Entries provided
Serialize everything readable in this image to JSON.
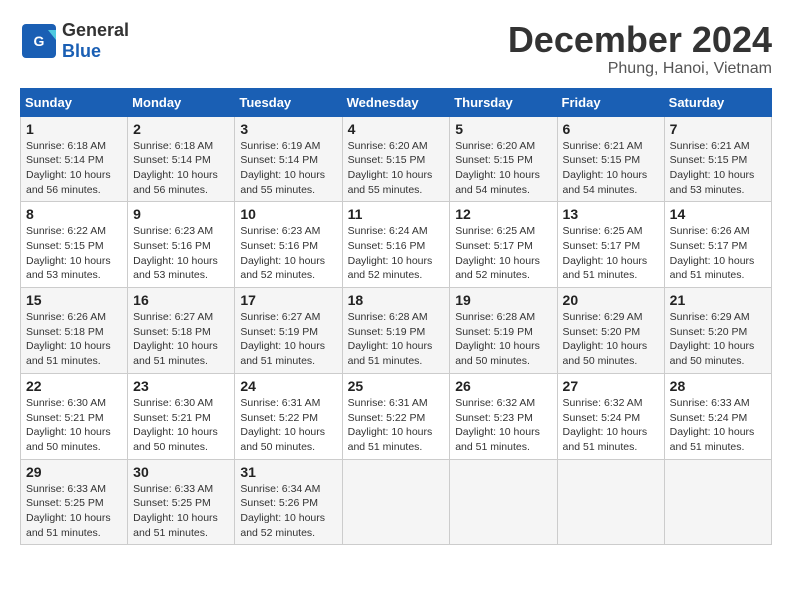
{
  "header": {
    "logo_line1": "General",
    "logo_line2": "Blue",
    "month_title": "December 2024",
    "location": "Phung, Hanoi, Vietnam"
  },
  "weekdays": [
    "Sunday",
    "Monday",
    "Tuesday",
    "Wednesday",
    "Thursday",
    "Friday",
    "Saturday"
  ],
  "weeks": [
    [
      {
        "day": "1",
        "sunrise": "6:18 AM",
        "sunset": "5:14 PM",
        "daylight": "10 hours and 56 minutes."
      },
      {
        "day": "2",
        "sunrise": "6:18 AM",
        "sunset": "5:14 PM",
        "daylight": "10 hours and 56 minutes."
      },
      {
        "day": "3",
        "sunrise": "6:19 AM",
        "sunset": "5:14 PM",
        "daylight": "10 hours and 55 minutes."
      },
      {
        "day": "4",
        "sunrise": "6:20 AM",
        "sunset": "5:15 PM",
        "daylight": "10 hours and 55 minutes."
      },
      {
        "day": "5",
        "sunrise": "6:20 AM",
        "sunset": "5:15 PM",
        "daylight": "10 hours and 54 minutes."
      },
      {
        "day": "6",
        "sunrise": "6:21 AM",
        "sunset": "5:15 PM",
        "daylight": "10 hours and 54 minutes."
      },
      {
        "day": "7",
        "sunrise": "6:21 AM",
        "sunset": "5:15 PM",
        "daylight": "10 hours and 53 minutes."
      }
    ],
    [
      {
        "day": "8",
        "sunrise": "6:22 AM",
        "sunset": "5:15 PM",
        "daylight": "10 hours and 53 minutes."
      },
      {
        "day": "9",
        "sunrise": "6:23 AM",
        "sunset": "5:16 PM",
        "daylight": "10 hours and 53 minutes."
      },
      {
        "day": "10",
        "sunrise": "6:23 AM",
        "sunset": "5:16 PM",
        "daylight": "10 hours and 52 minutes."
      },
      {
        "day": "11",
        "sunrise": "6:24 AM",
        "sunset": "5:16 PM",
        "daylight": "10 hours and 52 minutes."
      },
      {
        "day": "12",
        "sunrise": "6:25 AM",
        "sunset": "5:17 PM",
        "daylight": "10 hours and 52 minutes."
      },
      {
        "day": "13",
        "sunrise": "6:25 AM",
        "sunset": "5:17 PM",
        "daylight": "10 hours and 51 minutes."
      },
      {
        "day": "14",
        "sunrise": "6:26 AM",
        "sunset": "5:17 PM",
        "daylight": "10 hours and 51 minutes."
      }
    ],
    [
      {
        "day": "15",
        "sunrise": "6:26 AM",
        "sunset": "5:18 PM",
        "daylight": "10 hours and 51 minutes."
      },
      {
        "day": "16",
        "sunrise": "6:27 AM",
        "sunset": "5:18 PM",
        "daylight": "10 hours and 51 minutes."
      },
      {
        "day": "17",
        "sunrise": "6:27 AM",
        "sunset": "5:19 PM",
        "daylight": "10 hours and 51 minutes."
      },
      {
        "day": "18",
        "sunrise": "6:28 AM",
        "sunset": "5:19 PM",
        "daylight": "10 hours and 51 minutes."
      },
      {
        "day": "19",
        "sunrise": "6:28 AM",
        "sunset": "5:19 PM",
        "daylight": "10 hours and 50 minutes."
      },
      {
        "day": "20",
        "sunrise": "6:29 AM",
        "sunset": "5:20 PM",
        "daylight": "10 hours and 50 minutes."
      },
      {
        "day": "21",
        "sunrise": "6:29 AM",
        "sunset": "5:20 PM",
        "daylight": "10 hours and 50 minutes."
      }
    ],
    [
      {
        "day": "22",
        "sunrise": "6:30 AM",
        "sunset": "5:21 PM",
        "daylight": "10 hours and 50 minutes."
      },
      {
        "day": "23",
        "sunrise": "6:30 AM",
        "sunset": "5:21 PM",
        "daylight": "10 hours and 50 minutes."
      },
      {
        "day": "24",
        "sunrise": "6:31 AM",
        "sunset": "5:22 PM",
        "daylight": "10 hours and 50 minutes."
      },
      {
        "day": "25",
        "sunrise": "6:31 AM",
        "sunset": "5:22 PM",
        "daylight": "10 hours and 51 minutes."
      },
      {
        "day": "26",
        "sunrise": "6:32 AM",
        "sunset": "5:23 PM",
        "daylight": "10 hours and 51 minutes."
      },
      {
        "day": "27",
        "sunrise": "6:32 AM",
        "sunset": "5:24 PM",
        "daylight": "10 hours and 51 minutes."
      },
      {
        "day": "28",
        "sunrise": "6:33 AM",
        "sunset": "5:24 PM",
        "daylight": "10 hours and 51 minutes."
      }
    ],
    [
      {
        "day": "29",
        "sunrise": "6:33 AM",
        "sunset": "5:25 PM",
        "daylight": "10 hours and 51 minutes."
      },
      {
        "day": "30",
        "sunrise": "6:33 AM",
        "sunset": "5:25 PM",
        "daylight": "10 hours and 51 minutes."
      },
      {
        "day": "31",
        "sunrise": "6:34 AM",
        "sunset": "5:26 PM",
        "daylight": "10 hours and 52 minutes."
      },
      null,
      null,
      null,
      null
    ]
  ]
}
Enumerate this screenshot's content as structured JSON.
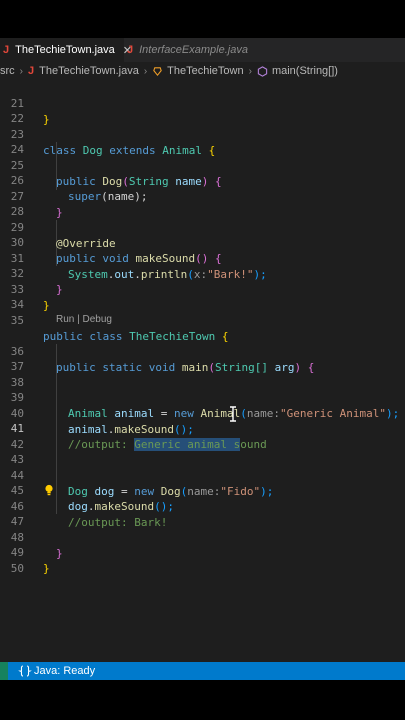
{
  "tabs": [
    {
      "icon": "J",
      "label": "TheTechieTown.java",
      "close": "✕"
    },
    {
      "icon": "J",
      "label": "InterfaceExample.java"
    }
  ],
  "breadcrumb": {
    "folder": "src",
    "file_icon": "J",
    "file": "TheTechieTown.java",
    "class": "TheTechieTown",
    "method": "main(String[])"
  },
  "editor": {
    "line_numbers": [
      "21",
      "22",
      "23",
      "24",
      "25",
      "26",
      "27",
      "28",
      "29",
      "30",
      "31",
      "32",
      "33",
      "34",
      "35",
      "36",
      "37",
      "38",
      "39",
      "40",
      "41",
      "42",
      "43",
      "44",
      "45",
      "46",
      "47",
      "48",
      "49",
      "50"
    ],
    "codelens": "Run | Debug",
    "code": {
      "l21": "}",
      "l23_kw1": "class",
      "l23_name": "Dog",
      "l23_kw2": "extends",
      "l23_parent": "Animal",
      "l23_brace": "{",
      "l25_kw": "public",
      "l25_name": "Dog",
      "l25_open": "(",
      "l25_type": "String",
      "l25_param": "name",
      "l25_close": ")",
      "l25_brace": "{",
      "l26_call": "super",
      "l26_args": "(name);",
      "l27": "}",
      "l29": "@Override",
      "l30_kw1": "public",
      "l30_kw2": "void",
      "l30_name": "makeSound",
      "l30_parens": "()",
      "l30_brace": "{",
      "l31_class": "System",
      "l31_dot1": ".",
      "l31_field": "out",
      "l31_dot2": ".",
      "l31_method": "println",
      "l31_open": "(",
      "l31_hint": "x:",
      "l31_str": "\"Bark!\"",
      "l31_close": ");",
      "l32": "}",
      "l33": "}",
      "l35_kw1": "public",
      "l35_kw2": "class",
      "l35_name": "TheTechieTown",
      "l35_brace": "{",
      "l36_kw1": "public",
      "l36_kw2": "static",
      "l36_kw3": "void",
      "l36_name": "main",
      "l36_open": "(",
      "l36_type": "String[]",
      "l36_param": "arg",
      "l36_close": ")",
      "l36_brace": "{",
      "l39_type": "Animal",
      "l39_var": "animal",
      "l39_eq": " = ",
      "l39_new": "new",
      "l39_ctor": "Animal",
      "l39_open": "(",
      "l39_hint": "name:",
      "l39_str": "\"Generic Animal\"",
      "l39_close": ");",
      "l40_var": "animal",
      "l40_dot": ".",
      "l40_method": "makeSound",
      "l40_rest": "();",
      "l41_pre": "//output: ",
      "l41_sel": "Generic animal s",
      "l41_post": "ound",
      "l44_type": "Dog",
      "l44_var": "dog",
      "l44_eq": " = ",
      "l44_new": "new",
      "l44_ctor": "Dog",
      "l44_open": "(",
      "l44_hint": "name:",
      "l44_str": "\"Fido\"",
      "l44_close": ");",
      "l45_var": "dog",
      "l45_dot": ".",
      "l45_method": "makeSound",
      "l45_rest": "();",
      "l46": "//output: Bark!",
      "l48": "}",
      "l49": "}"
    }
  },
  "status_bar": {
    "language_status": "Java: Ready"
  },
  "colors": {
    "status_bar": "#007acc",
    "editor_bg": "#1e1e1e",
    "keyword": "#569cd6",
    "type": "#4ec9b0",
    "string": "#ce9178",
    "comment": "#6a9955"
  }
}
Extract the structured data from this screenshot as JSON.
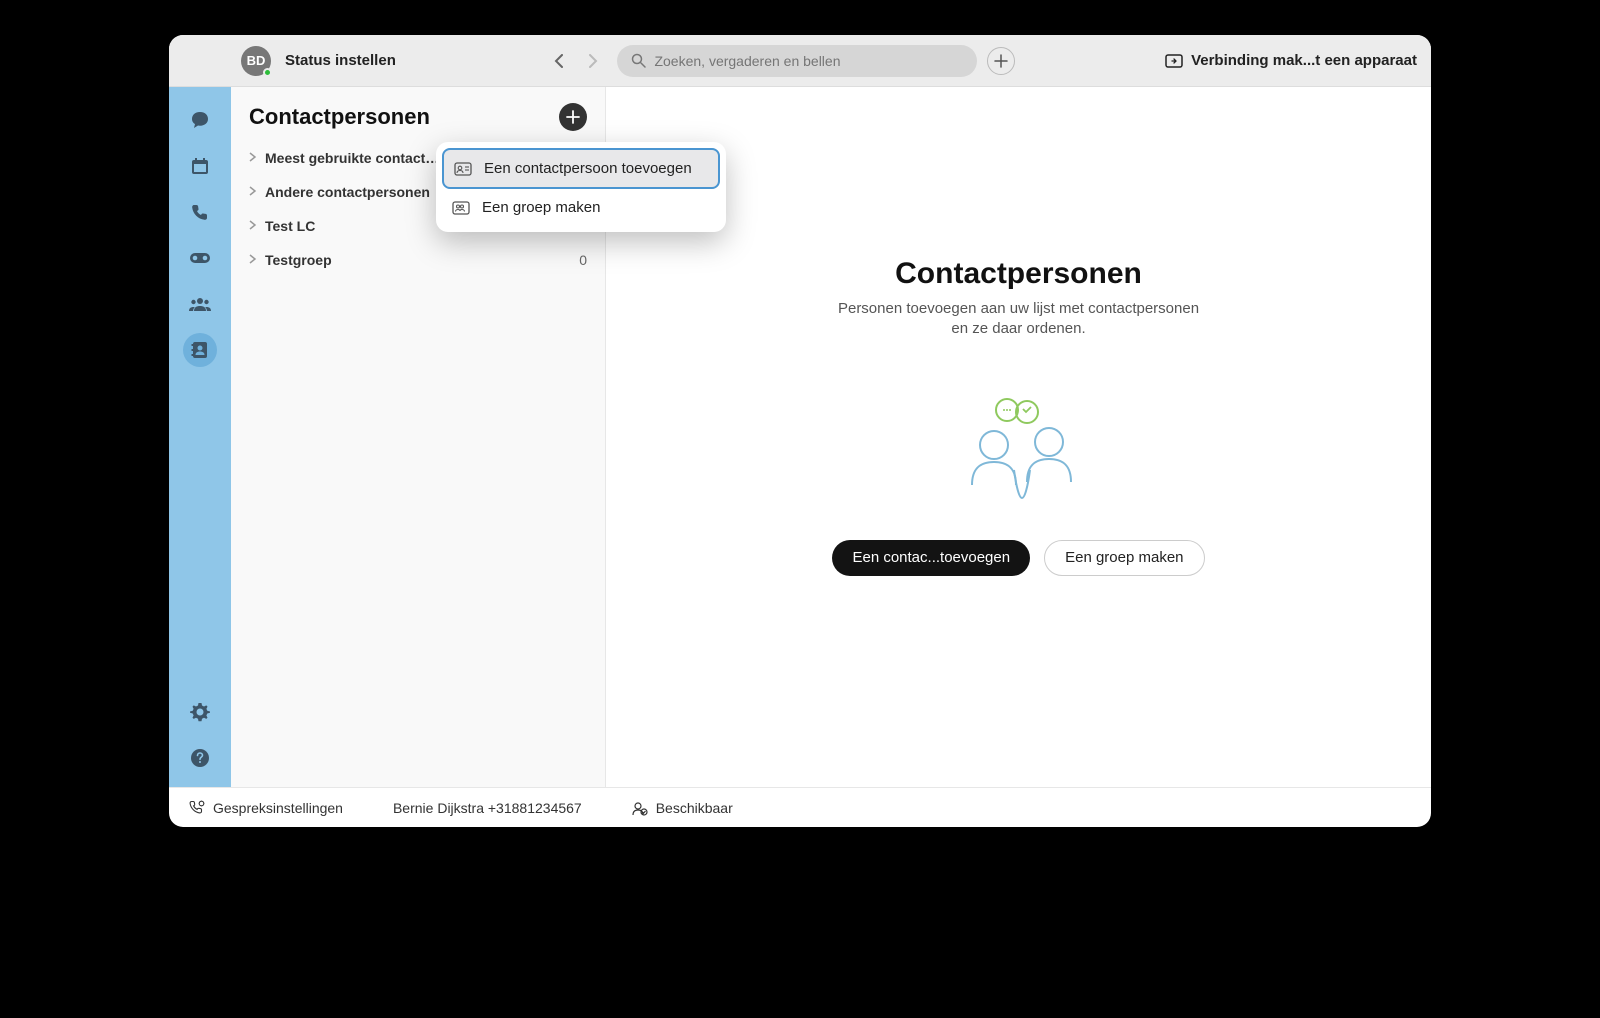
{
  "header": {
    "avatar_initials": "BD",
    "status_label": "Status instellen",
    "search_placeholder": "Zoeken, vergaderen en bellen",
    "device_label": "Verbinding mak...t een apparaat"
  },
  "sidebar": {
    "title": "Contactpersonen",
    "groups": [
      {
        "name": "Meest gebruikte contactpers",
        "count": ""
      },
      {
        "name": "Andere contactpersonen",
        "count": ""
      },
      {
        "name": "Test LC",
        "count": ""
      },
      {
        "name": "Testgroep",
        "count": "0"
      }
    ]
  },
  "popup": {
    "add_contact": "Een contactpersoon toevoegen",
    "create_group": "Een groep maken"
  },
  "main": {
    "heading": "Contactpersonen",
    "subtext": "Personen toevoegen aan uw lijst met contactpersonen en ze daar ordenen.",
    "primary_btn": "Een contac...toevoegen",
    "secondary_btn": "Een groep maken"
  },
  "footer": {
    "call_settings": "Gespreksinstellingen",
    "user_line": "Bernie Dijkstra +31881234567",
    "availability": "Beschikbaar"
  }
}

Problem requirements
Report how many lines of the listing hold the string "makeSound", giving only the number.

Full response
3